::: DATASET ROWS :::
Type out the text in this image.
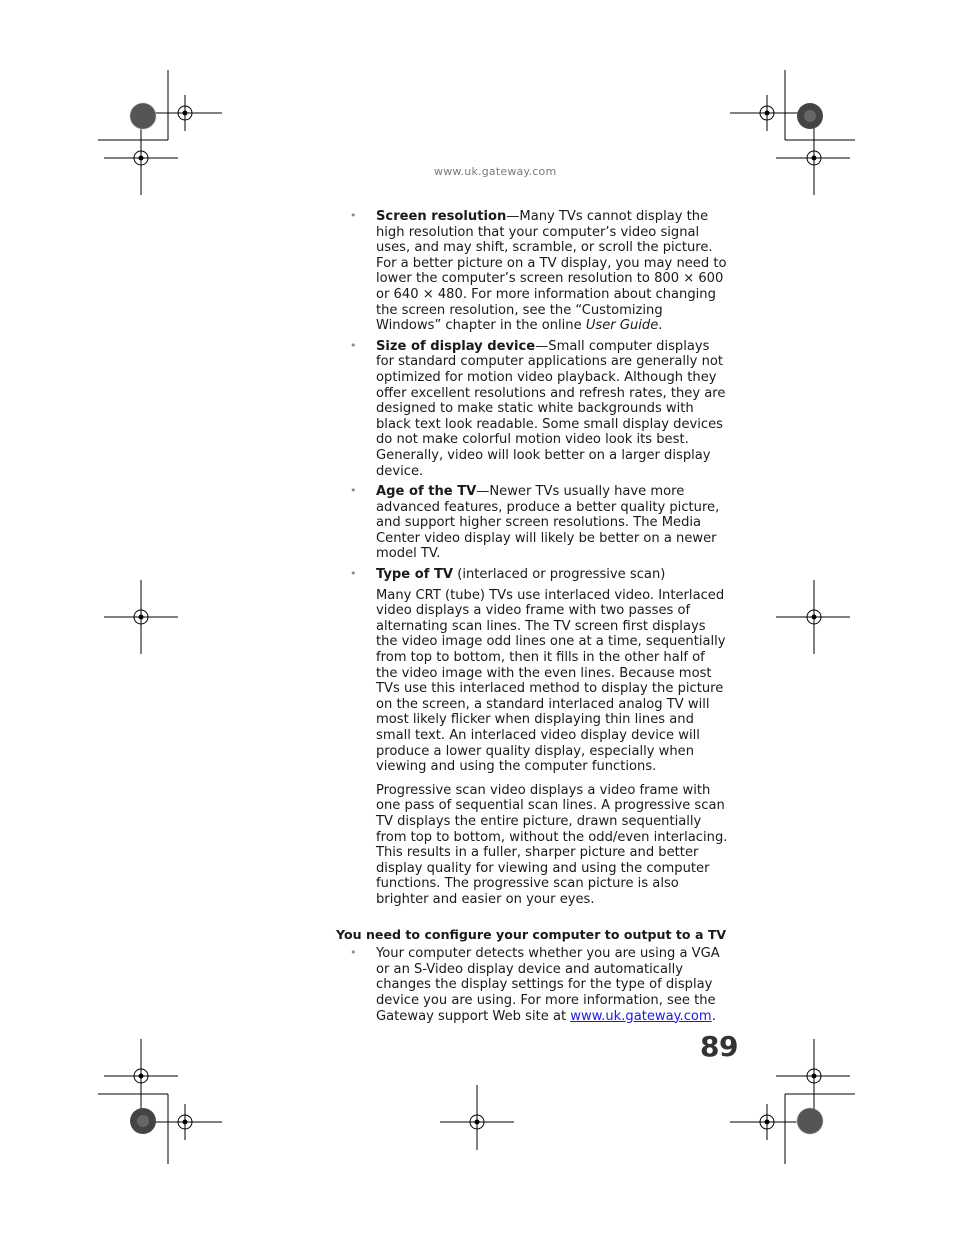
www.uk.gateway.com
• Screen resolution—Many TVs cannot display the high resolution that your computer’s video signal uses, and may shift, scramble, or scroll the picture. For a better picture on a TV display, you may need to lower the computer’s screen resolution to 800 × 600 or 640 × 480. For more information about changing the screen resolution, see the “Customizing Windows” chapter in the online User Guide.
• Size of display device—Small computer displays for standard computer applications are generally not optimized for motion video playback. Although they offer excellent resolutions and refresh rates, they are designed to make static white backgrounds with black text look readable. Some small display devices do not make colorful motion video look its best. Generally, video will look better on a larger display device.
• Age of the TV—Newer TVs usually have more advanced features, produce a better quality picture, and support higher screen resolutions. The Media Center video display will likely be better on a newer model TV.
• Type of TV (interlaced or progressive scan)

Many CRT (tube) TVs use interlaced video. Interlaced video displays a video frame with two passes of alternating scan lines. The TV screen first displays the video image odd lines one at a time, sequentially from top to bottom, then it fills in the other half of the video image with the even lines. Because most TVs use this interlaced method to display the picture on the screen, a standard interlaced analog TV will most likely flicker when displaying thin lines and small text. An interlaced video display device will produce a lower quality display, especially when viewing and using the computer functions.

Progressive scan video displays a video frame with one pass of sequential scan lines. A progressive scan TV displays the entire picture, drawn sequentially from top to bottom, without the odd/even interlacing. This results in a fuller, sharper picture and better display quality for viewing and using the computer functions. The progressive scan picture is also brighter and easier on your eyes.

You need to configure your computer to output to a TV
• Your computer detects whether you are using a VGA or an S-Video display device and automatically changes the display settings for the type of display device you are using. For more information, see the Gateway support Web site at www.uk.gateway.com.
89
:::
Search the lines above for the string "progressive", then show every one that has it.

* **ANSWER BELOW**:
• Type of TV (interlaced or progressive scan)
Progressive scan video displays a video frame with one pass of sequential scan lines. A progressive scan TV displays the entire picture, drawn sequentially from top to bottom, without the odd/even interlacing. This results in a fuller, sharper picture and better display quality for viewing and using the computer functions. The progressive scan picture is also brighter and easier on your eyes.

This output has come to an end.